| Exercise directions |
Scan the entries below and extract each line with the word "this" in it.

| Materials provided |
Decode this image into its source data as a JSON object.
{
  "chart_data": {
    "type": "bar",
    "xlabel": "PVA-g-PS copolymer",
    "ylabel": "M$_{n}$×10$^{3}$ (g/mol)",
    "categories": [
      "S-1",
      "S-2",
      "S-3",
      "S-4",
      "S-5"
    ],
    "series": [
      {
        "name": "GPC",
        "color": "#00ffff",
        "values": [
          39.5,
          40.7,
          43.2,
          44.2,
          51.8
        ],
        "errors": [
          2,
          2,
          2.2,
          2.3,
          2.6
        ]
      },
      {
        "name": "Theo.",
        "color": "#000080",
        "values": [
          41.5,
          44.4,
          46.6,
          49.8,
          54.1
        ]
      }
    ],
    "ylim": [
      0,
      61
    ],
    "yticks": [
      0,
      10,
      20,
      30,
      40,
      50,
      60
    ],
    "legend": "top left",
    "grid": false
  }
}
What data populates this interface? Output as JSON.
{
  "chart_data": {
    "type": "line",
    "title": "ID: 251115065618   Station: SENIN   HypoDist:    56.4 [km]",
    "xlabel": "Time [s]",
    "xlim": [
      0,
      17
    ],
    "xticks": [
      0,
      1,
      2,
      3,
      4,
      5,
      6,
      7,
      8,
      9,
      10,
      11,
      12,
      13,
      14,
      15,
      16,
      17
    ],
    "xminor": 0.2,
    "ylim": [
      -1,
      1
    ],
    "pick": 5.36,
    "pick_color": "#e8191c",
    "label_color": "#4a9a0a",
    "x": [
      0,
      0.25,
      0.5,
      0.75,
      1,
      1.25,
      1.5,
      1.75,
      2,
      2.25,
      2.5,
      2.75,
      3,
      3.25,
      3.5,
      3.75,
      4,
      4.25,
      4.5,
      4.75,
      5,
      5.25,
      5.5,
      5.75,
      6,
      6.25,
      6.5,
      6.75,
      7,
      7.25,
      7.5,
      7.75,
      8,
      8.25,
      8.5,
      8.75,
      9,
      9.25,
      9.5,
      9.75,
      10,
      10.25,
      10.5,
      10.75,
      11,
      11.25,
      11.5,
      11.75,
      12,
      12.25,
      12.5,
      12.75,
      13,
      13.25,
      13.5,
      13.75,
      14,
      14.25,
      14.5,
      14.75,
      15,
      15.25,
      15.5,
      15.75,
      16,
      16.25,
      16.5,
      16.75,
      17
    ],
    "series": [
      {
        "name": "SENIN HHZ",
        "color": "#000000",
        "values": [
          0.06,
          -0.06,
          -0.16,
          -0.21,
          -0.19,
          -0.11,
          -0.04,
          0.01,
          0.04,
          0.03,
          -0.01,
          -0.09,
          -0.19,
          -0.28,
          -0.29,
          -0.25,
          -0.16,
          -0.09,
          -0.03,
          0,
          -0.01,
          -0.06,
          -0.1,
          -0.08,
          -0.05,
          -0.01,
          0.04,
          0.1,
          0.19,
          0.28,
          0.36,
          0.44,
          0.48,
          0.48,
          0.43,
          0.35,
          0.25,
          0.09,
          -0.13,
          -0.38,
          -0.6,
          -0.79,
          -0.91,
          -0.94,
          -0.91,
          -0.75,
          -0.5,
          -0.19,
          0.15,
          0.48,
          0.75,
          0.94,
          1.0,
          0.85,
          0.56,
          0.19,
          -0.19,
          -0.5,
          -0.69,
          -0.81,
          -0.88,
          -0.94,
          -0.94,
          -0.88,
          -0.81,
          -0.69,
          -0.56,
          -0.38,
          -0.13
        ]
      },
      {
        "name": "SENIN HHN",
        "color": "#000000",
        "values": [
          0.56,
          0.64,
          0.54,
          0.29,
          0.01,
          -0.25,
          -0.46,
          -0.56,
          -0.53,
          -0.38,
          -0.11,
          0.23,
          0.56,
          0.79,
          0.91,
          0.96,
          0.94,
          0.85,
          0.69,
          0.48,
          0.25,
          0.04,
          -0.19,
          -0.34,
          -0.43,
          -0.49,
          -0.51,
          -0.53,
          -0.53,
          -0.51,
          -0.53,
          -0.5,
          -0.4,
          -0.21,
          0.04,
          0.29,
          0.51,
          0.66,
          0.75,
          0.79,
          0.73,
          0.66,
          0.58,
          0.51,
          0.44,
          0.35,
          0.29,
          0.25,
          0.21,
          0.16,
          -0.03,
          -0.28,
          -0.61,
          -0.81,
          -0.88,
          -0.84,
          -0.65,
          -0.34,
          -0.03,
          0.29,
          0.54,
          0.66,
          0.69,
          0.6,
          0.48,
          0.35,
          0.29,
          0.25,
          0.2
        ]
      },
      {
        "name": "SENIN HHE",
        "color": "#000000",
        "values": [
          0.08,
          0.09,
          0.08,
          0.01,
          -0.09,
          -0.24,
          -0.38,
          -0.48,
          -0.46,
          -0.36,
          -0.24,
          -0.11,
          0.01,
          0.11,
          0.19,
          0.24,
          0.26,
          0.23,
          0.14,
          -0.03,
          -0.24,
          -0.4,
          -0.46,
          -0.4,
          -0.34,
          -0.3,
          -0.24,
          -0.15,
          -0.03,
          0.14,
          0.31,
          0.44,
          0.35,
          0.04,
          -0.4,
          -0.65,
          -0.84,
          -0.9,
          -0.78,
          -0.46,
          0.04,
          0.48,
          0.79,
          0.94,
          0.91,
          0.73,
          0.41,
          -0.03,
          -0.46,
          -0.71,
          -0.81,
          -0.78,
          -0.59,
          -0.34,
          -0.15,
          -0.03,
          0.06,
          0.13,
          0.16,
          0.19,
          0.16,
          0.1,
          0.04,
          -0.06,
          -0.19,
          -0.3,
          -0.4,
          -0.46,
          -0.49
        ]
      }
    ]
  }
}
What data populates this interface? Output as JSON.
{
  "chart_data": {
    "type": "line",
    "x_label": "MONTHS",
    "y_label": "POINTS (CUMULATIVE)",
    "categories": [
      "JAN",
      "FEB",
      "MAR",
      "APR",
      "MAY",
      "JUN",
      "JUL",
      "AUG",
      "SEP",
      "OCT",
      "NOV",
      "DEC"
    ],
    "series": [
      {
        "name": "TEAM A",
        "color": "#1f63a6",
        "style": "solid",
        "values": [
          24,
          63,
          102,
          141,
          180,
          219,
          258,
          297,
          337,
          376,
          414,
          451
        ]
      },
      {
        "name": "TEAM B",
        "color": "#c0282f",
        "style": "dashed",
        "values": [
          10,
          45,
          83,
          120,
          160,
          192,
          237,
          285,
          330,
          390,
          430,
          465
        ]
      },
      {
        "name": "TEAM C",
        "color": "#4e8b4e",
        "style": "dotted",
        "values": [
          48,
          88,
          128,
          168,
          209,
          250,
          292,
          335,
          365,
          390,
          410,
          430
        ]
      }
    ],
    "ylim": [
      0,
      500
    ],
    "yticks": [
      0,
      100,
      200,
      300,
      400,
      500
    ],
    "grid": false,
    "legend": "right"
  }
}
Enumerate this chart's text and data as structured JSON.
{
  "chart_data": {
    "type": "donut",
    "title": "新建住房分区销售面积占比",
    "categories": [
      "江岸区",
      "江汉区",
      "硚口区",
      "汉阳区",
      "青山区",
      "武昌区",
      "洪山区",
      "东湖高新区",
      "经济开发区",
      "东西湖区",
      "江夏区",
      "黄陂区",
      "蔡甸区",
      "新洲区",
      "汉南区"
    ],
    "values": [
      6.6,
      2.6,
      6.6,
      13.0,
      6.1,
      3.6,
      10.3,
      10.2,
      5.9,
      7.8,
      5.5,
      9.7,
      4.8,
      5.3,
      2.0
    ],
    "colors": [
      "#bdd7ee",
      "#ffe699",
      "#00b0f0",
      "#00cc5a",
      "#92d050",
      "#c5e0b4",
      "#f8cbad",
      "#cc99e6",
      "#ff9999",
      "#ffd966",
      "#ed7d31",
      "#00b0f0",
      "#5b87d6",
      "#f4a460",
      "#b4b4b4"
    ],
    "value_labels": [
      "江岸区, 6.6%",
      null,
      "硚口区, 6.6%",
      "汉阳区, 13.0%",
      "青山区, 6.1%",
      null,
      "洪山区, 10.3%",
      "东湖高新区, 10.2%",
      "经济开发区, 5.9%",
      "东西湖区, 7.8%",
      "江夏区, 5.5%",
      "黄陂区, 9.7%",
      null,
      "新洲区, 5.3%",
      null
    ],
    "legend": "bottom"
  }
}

| Response to the task |
Decode this image into its source data as a JSON object.
What data populates this interface? Output as JSON.
What data populates this interface? Output as JSON.
Enumerate this chart's text and data as structured JSON.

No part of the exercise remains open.